What is being asked ▸ Read the records below. Copy each line where the string "high" occurs.

The input ▸
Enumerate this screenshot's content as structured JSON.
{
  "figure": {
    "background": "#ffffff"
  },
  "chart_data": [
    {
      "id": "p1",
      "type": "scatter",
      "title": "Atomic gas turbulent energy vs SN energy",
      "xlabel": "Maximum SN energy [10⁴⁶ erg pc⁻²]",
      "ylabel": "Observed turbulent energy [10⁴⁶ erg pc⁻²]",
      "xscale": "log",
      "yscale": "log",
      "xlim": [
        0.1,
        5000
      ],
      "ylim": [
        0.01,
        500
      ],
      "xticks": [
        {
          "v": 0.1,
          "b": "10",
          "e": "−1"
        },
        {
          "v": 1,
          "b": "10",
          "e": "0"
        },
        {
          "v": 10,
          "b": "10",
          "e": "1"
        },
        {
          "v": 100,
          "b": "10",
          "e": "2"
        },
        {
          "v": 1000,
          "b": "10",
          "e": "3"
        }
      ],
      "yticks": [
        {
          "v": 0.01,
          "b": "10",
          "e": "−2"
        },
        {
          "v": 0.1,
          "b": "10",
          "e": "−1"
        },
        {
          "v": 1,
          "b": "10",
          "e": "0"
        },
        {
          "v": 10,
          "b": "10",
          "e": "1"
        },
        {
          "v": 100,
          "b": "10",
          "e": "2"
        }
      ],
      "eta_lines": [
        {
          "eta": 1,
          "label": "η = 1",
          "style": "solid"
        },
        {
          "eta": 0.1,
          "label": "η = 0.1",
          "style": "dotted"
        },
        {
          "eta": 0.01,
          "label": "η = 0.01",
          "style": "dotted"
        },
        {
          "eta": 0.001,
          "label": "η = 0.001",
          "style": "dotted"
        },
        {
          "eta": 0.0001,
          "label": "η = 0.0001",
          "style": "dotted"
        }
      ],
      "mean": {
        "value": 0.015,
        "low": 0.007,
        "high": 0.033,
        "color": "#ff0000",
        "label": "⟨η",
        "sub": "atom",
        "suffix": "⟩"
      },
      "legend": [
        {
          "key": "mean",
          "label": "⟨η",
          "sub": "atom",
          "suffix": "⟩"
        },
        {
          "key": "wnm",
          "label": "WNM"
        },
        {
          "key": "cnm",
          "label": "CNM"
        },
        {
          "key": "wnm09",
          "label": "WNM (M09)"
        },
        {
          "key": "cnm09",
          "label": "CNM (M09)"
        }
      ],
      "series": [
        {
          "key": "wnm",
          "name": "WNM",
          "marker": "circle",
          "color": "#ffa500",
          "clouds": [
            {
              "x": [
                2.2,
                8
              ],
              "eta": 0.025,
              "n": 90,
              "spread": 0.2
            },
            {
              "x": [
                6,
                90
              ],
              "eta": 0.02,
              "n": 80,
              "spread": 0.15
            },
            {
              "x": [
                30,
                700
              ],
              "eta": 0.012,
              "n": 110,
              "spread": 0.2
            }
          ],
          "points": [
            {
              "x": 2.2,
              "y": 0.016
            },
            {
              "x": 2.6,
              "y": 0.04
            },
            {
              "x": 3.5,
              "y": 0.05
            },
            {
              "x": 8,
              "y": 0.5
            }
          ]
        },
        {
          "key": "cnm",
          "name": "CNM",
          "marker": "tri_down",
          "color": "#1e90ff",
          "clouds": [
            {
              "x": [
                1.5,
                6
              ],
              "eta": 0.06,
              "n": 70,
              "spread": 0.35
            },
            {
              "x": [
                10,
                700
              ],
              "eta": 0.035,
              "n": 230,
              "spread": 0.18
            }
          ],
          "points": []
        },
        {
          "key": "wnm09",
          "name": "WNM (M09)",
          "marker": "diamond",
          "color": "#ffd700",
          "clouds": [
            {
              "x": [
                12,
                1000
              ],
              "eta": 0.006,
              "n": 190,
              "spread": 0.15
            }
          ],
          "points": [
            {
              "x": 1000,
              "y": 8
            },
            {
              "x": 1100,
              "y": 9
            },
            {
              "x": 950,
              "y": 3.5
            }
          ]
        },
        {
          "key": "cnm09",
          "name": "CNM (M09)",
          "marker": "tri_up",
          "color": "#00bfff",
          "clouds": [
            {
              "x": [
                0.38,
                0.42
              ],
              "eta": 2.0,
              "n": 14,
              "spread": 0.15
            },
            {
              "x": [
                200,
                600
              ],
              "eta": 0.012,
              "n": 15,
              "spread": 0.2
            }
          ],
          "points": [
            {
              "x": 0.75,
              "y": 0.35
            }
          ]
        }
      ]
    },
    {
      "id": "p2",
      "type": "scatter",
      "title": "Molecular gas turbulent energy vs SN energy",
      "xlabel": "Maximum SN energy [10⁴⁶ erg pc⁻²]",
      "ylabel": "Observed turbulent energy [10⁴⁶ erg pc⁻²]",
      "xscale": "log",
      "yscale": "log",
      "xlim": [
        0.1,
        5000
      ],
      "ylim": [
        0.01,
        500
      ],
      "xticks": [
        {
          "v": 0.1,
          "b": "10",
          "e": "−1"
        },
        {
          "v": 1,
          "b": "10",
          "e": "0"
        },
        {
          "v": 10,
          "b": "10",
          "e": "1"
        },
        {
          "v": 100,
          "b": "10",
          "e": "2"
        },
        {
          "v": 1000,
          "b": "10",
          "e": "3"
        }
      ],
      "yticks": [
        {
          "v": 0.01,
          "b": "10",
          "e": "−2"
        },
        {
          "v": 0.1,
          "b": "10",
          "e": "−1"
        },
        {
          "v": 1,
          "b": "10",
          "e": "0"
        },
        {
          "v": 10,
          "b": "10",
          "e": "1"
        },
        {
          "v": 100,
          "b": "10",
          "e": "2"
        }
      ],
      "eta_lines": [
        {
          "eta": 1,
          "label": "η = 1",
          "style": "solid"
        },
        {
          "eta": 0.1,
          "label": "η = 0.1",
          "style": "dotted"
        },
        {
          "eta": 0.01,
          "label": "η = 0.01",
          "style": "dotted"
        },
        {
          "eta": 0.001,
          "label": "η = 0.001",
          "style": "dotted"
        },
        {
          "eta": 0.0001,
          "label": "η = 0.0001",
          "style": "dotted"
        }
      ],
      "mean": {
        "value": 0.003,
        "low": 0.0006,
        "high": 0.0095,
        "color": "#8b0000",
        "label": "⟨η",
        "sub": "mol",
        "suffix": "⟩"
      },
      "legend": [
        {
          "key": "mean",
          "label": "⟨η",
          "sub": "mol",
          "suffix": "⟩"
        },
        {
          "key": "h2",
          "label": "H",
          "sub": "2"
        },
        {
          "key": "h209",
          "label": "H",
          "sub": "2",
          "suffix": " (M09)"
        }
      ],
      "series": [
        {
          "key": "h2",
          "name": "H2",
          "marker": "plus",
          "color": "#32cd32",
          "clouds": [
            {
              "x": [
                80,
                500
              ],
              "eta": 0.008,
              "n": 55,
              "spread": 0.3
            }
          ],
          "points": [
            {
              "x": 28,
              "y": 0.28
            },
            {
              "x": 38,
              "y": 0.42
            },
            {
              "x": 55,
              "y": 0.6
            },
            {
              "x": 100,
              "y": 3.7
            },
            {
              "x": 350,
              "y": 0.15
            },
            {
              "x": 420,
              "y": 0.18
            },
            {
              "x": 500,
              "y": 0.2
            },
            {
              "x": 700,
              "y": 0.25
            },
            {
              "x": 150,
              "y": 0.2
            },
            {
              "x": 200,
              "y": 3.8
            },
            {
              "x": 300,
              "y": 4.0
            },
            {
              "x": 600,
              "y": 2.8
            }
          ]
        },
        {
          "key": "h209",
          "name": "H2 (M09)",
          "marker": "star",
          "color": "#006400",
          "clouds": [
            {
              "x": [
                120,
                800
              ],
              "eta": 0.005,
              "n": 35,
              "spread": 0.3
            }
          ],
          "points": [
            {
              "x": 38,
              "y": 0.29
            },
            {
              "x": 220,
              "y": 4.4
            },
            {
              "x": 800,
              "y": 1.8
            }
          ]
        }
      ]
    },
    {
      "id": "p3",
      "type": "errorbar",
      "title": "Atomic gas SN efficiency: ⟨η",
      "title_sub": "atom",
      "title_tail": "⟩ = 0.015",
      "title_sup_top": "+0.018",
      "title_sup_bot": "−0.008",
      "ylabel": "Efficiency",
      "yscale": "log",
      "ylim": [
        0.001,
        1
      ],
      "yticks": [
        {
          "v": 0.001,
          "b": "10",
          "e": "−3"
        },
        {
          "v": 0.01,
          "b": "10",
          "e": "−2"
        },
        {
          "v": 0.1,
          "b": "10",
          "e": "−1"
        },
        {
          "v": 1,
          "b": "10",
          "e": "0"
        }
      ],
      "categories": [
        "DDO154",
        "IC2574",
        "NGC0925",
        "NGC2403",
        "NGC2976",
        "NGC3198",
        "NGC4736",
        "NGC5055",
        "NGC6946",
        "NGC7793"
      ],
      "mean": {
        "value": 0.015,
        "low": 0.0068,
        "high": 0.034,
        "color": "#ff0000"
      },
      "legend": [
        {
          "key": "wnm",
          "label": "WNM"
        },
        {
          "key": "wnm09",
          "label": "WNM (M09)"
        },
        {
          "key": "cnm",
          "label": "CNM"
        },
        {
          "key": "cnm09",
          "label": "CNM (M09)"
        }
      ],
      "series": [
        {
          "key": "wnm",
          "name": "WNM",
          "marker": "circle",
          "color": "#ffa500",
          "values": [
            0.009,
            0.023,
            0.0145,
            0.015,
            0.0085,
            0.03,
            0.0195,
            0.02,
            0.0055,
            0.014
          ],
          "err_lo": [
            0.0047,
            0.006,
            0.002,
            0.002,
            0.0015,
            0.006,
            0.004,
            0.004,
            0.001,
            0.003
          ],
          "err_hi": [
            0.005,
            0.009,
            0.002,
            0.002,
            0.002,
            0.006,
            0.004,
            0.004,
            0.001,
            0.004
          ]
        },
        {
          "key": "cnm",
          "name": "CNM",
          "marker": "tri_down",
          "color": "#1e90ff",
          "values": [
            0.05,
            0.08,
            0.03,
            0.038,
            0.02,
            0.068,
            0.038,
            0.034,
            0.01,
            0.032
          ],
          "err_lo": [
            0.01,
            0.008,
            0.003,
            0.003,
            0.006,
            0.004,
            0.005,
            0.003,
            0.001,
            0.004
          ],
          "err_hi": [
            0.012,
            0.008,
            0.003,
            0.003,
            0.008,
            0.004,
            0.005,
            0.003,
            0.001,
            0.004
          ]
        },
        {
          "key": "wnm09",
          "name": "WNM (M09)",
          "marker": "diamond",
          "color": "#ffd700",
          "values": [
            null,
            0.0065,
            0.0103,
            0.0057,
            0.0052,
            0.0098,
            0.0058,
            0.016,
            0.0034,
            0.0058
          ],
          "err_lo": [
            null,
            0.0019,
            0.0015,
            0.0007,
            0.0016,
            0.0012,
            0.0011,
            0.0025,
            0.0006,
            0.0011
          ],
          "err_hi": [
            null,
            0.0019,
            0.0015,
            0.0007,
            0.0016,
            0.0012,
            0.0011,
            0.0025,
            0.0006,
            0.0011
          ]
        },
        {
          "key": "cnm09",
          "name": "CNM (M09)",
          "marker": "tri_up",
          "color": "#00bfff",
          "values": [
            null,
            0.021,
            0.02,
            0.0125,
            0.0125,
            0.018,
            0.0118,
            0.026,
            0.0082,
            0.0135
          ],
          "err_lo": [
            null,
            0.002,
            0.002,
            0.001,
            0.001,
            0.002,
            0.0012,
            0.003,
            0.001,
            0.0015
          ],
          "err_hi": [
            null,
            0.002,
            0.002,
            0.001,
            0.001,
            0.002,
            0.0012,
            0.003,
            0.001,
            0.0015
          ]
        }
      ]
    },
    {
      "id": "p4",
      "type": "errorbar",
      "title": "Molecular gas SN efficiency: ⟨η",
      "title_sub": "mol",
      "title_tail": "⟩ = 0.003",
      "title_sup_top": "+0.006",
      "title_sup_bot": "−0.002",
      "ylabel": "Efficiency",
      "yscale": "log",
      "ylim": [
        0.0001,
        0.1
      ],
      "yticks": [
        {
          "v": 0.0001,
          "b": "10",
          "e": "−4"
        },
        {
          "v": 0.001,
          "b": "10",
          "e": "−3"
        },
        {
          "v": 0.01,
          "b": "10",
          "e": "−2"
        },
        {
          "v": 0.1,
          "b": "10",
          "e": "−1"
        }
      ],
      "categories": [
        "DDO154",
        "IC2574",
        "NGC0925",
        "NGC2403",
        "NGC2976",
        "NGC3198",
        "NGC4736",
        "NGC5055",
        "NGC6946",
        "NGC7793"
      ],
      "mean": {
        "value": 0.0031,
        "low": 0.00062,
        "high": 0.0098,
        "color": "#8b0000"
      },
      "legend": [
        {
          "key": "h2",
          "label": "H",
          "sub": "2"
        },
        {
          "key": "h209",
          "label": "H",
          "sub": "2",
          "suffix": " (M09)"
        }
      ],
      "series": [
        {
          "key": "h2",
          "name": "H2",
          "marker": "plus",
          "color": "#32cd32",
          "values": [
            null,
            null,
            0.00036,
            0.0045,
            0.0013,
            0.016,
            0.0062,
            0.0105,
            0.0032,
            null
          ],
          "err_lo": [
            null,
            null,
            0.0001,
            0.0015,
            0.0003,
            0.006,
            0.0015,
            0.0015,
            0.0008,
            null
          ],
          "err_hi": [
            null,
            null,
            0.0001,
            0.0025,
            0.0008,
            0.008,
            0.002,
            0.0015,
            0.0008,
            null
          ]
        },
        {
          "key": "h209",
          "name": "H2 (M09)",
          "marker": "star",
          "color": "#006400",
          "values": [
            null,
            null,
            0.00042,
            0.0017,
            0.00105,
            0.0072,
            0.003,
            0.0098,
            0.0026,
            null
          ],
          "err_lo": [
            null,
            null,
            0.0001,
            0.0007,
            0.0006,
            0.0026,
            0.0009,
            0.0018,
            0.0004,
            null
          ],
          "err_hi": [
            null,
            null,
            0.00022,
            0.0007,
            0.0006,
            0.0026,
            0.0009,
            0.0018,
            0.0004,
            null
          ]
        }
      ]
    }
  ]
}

Worked answer ▸
        "high": 0.033,
        "high": 0.0095,
        "high": 0.034,
        "high": 0.0098,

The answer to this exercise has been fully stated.